- [GIVEN INFORMATION]:
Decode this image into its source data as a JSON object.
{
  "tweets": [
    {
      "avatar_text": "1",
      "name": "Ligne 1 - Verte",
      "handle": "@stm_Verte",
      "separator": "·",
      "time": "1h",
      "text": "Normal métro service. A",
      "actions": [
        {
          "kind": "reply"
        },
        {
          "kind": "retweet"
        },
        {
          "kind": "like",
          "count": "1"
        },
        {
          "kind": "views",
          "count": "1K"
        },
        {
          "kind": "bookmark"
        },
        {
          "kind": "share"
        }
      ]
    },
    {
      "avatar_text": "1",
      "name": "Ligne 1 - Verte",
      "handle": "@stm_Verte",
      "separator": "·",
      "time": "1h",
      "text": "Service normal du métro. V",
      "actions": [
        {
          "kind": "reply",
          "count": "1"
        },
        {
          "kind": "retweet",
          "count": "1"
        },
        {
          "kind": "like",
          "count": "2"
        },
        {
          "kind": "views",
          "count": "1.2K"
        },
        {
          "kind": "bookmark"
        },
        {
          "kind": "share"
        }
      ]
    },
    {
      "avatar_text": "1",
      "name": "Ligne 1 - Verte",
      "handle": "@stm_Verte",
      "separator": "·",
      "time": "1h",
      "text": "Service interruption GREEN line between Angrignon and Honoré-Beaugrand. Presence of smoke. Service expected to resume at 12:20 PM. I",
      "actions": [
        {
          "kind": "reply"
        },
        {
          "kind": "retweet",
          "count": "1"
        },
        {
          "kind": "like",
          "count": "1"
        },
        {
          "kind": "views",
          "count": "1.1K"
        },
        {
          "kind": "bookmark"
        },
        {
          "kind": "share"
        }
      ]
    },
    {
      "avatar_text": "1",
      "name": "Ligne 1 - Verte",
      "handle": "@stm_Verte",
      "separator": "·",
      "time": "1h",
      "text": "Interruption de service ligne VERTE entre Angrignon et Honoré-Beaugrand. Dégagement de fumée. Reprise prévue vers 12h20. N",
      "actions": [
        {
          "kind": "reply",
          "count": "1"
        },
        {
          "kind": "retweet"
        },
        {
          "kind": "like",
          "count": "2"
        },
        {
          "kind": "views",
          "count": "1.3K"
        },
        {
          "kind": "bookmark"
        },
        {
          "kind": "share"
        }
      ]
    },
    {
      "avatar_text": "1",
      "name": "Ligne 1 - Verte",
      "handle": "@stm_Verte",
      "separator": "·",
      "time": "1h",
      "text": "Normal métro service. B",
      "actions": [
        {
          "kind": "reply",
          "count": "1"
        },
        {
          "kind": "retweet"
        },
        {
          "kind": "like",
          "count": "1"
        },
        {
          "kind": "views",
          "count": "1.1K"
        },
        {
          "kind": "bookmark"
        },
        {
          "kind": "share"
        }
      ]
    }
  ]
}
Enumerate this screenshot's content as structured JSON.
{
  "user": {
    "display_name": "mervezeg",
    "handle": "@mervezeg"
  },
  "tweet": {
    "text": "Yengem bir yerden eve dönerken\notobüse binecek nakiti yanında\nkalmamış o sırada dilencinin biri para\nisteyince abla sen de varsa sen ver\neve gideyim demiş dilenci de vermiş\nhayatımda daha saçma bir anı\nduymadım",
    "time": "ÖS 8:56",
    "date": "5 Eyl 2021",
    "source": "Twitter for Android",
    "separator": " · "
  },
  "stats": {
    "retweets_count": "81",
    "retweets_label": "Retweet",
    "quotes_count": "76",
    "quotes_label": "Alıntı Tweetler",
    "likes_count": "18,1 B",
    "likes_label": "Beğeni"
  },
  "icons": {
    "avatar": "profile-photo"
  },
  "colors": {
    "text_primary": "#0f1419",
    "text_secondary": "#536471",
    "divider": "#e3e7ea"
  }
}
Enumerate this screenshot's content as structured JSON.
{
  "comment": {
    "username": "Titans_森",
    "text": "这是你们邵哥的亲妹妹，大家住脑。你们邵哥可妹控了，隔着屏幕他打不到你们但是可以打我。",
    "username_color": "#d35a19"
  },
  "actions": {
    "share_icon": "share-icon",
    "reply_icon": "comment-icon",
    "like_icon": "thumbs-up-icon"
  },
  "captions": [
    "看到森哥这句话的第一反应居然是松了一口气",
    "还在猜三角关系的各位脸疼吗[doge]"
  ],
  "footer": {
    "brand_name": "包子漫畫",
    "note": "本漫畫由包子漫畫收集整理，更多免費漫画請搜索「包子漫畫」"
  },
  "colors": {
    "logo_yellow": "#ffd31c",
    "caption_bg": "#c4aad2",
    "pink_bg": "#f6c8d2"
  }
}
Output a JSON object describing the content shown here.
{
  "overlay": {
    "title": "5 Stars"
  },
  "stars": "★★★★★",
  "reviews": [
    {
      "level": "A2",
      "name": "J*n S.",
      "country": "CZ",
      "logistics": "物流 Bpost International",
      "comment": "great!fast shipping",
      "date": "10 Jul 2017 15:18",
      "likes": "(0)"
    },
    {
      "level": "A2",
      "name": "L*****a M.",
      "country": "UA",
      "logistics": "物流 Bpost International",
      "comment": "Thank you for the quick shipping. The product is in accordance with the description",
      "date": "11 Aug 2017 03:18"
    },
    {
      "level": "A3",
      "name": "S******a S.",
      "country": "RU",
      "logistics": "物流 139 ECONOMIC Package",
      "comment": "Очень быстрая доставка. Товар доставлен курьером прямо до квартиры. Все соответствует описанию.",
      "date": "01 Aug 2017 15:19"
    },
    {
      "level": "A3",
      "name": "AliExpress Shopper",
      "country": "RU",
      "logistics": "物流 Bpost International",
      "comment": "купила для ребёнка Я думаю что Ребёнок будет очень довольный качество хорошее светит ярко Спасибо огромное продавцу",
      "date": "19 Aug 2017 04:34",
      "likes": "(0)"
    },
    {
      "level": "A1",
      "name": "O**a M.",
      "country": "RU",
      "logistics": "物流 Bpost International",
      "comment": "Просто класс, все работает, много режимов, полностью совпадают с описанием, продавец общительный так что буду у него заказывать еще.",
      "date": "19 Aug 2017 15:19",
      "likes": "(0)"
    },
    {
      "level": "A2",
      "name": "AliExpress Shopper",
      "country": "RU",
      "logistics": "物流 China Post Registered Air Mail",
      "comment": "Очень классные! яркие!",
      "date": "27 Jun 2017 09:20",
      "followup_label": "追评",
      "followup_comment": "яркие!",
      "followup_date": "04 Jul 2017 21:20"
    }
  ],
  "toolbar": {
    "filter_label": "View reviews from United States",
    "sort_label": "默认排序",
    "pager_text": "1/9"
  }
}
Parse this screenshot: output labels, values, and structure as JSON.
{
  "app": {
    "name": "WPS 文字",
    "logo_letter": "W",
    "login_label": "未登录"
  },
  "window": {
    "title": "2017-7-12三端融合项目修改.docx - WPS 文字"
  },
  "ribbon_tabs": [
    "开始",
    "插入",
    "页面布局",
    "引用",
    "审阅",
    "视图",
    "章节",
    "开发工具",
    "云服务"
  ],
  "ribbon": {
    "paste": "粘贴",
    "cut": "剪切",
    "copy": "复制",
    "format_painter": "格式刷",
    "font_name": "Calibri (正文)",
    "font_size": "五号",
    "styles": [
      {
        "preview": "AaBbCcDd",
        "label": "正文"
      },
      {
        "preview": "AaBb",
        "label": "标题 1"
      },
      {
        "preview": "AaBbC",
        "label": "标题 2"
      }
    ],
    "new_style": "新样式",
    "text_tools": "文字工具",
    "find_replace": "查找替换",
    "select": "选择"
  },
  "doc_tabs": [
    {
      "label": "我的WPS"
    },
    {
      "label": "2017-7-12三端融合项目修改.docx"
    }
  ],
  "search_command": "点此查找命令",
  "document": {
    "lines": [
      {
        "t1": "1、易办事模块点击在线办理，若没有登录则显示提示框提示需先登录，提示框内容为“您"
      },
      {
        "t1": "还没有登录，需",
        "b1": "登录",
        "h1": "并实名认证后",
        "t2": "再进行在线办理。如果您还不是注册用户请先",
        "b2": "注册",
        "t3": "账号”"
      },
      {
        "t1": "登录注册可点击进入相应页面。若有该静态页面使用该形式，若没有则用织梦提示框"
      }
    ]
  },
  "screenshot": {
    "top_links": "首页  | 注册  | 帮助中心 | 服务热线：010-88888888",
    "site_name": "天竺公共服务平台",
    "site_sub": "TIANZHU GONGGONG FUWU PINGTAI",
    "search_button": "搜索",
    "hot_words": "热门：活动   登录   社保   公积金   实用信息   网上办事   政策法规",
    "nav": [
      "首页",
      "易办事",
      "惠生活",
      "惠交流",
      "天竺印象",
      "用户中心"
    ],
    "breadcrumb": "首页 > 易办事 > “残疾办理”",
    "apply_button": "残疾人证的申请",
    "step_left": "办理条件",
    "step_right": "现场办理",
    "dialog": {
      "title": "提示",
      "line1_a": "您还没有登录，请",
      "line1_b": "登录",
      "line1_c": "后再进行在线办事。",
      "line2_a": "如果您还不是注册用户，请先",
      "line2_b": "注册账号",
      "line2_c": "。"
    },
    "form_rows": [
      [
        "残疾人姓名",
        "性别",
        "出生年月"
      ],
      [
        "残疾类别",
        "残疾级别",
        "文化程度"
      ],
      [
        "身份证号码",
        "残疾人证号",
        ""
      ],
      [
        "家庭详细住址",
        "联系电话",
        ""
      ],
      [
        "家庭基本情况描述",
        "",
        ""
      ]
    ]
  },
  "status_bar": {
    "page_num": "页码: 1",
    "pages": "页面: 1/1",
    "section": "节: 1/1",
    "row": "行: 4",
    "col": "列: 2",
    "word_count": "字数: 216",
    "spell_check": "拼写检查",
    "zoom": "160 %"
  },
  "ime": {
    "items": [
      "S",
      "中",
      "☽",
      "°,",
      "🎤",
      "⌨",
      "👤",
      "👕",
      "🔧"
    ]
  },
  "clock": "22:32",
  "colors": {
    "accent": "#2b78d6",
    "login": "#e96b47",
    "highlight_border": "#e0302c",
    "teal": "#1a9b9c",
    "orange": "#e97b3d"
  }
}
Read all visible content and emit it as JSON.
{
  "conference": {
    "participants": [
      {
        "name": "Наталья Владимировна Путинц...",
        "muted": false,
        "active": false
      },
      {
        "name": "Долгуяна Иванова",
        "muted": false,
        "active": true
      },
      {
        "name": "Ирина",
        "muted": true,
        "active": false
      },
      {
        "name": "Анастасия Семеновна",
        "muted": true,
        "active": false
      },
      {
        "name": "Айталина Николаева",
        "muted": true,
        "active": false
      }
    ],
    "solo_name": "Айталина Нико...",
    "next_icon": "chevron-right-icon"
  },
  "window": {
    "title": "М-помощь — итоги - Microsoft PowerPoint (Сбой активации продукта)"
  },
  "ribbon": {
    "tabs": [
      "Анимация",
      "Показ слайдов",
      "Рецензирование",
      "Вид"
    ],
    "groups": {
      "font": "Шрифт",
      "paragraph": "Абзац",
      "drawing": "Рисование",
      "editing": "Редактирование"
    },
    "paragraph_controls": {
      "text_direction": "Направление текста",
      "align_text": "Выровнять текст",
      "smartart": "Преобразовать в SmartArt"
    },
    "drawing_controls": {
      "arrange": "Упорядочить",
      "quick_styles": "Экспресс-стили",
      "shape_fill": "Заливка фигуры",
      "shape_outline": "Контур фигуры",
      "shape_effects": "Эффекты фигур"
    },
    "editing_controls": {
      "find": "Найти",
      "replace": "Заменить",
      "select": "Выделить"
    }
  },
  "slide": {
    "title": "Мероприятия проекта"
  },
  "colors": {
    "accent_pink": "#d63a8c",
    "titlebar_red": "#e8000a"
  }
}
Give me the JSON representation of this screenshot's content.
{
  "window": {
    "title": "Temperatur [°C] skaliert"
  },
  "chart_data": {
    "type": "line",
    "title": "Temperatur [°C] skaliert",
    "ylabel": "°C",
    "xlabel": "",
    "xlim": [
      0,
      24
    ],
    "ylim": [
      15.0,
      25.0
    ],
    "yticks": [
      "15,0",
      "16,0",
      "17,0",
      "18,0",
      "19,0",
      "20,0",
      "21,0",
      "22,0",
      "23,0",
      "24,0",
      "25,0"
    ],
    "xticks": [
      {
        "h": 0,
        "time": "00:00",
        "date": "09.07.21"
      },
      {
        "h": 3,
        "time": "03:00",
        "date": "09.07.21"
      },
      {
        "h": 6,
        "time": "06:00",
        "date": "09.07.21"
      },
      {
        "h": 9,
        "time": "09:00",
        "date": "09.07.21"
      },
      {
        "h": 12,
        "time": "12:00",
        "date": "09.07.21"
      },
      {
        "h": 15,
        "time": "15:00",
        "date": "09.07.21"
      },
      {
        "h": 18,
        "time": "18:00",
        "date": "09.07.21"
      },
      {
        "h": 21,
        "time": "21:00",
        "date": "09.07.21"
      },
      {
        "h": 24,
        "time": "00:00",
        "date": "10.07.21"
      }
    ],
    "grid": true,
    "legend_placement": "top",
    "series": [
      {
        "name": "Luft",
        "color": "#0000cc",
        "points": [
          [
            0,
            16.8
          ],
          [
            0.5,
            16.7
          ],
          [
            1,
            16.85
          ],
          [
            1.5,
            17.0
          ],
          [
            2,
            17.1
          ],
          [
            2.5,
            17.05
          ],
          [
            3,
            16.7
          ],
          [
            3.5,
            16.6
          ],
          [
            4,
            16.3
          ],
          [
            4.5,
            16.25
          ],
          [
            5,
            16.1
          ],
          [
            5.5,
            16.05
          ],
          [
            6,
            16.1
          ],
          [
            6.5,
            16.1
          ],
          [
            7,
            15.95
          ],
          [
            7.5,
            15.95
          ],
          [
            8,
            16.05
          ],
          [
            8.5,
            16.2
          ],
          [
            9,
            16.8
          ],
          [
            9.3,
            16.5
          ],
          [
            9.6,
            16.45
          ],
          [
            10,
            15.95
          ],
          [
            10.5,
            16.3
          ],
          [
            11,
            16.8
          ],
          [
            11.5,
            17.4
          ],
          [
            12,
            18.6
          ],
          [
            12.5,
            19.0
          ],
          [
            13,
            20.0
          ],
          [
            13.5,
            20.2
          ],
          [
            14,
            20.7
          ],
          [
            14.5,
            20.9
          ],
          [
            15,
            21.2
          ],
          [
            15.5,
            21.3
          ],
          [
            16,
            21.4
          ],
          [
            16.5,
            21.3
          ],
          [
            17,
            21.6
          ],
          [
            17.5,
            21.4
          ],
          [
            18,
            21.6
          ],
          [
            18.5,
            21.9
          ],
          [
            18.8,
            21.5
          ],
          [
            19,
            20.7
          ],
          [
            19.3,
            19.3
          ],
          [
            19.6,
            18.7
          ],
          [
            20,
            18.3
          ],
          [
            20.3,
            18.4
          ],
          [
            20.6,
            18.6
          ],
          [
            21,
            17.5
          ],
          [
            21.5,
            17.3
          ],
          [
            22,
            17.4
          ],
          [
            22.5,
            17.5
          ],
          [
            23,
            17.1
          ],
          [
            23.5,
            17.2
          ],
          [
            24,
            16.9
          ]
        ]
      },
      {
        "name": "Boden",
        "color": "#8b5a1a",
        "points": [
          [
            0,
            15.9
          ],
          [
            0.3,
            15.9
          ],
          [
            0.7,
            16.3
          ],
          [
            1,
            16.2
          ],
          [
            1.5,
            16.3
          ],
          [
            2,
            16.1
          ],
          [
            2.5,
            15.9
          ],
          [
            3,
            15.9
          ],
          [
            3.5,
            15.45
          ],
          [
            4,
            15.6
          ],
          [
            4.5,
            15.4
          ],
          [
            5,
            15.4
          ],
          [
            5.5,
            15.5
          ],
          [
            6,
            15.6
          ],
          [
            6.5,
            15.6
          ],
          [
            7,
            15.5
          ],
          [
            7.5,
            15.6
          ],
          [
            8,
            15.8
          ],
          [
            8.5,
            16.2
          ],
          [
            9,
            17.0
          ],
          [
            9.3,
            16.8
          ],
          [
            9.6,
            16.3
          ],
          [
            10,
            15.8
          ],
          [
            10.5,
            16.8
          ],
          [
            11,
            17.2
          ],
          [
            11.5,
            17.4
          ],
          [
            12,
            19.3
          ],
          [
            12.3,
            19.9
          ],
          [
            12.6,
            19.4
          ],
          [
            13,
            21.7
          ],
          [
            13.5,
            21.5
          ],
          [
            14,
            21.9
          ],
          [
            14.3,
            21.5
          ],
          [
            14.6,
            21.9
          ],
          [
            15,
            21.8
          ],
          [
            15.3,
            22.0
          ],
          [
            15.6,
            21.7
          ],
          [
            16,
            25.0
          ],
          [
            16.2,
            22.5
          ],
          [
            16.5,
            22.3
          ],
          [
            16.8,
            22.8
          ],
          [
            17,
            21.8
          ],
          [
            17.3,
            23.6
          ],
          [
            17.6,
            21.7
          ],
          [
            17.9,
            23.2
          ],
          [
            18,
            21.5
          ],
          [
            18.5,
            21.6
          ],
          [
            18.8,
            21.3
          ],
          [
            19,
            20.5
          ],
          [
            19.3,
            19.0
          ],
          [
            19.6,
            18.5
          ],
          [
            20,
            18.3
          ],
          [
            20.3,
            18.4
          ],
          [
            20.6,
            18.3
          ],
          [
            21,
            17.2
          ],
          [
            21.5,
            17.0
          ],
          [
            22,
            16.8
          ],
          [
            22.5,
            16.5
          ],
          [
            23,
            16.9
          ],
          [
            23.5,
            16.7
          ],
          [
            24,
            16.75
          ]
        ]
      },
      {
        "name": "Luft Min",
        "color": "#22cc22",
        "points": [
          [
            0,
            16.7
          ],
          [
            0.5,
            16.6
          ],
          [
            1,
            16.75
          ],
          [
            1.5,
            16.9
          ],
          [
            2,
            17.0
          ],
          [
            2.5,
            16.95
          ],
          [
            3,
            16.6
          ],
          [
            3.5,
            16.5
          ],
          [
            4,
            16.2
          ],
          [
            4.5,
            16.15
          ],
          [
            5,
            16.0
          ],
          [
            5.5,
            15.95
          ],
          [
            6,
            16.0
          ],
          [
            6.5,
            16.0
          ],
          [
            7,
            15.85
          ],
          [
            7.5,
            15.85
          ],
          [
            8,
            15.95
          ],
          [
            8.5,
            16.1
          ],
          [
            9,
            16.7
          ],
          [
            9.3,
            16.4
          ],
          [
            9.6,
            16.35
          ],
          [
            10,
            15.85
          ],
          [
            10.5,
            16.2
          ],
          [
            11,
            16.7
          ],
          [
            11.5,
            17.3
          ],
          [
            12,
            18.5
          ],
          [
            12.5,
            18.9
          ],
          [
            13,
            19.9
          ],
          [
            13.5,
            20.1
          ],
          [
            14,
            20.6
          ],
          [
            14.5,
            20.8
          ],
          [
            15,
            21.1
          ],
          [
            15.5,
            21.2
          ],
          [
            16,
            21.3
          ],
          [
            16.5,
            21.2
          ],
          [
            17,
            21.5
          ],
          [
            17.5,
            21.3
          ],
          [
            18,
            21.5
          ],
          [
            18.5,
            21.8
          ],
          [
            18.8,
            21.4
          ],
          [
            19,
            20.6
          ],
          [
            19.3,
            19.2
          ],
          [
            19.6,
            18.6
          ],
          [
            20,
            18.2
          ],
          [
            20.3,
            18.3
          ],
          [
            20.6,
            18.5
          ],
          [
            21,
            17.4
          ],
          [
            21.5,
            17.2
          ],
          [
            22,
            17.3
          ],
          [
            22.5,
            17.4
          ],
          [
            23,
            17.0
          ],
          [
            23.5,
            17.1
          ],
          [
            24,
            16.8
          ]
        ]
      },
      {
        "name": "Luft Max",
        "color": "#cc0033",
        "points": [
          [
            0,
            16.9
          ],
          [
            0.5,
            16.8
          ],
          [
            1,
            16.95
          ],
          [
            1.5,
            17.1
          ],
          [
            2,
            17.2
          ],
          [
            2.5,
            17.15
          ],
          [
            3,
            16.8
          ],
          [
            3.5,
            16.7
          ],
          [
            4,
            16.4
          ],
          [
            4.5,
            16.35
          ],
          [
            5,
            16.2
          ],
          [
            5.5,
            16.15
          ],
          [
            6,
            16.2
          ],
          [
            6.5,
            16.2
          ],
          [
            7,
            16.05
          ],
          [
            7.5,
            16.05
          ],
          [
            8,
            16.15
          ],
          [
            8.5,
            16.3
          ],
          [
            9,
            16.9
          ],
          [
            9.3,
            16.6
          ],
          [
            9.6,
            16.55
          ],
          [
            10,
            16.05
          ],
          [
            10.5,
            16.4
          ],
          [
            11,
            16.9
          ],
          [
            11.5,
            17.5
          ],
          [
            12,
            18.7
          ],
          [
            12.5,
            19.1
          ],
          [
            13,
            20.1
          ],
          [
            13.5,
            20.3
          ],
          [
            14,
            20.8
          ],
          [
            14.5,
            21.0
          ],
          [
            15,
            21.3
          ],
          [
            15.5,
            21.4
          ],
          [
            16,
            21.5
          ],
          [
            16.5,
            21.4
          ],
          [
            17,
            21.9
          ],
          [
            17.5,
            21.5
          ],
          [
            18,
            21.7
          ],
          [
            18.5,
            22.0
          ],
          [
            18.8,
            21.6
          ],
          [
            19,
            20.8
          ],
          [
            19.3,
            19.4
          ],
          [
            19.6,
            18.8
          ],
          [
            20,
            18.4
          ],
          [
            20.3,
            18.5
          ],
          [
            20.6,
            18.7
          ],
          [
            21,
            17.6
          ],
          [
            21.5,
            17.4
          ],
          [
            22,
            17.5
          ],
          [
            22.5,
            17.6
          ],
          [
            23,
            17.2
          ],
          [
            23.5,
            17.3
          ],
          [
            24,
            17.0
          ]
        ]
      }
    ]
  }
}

- [WHAT YOU NEED TO DO]: Return all lines containing the word "métro".

- [FINAL ANSWER]:
      "text": "Normal métro service. A",
      "text": "Service normal du métro. V",
      "text": "Normal métro service. B",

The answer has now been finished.